WHAT YOU NEED TO DO: In the data below, find every line that has the string "this", and copy it.

GIVEN DATA:
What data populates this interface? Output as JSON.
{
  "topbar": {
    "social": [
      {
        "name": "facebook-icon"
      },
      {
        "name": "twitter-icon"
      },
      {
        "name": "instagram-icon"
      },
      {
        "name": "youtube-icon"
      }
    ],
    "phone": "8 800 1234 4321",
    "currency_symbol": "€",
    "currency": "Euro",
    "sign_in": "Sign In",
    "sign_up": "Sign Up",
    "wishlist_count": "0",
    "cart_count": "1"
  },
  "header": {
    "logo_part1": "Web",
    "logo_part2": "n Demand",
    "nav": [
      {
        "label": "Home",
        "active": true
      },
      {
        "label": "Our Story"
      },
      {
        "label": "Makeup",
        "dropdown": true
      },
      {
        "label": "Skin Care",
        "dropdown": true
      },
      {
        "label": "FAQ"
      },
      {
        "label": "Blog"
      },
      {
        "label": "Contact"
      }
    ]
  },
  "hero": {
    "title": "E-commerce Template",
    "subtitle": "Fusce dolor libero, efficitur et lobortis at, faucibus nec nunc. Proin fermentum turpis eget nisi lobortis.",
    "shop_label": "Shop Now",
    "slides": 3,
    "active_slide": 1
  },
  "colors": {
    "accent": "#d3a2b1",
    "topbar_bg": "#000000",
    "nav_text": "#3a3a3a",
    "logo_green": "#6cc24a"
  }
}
==
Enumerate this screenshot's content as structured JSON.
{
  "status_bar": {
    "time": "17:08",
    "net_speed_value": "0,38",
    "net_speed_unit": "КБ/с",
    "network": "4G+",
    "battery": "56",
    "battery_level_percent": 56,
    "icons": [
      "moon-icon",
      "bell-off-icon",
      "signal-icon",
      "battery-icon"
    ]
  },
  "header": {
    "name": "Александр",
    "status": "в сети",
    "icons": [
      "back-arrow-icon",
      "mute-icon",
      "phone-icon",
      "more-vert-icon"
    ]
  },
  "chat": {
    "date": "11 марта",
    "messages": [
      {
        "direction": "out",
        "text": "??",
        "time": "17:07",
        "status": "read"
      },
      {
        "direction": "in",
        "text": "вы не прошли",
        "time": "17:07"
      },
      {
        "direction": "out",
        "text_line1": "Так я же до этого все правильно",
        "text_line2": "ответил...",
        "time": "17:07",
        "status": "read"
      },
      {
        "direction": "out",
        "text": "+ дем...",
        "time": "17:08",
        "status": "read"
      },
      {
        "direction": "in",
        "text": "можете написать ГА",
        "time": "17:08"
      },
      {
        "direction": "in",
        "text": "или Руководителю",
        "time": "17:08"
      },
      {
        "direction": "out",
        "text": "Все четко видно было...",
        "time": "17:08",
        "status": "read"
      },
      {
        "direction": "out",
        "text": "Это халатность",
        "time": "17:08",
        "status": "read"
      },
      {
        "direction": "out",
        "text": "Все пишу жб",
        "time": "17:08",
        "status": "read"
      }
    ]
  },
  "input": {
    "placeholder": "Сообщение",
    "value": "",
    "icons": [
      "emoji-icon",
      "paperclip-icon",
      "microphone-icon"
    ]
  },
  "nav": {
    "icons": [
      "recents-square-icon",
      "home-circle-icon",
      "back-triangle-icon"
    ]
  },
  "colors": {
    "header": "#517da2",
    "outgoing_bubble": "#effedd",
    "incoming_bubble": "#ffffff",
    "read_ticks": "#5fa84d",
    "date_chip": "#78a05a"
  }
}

WORKED SOLUTION:
What data populates this interface? Output as JSON.
Enumerate this screenshot's content as structured JSON.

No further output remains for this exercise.